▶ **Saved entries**
________________________

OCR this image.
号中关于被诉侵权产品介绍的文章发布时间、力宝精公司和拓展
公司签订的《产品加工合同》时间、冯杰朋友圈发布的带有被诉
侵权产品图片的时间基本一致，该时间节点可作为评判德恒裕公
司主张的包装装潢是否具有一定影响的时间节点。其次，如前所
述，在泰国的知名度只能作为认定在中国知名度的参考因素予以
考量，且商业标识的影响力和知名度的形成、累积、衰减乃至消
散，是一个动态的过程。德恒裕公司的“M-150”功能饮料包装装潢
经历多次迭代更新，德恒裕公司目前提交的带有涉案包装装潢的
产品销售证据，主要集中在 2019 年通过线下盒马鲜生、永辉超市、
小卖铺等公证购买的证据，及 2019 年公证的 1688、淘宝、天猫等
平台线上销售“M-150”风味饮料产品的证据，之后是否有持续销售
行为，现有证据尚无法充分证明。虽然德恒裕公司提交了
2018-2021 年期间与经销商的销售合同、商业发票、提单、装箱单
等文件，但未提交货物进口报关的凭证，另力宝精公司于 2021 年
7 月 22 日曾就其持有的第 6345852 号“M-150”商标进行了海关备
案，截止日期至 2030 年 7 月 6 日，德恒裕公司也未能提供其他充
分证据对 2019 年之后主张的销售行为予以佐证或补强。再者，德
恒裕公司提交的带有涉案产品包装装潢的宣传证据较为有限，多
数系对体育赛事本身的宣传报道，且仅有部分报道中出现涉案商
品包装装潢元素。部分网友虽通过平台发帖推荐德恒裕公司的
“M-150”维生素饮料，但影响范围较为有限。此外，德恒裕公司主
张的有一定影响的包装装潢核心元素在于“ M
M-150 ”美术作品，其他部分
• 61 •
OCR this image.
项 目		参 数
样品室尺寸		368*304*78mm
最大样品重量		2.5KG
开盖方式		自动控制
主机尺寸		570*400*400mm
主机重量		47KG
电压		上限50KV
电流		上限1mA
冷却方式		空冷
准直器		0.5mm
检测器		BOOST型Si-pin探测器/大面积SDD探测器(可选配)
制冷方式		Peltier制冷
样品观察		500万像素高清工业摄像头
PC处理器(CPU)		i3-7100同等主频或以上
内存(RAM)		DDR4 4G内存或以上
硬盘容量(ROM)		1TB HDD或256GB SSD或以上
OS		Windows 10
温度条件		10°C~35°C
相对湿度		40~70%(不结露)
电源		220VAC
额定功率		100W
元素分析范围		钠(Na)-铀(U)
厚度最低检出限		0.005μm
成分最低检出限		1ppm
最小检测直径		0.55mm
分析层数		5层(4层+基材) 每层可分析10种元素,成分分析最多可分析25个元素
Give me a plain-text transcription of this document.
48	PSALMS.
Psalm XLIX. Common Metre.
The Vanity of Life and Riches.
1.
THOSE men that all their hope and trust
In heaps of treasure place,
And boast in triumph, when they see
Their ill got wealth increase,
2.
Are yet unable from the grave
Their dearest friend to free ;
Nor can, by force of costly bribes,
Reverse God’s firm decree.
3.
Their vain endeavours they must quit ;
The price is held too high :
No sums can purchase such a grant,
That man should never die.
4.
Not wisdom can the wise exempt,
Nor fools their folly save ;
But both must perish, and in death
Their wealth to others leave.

________________________

Search the records above for "must". Copy each line where it is found.

▶ **Finished task**
Their vain endeavours they must quit ;
But both must perish, and in death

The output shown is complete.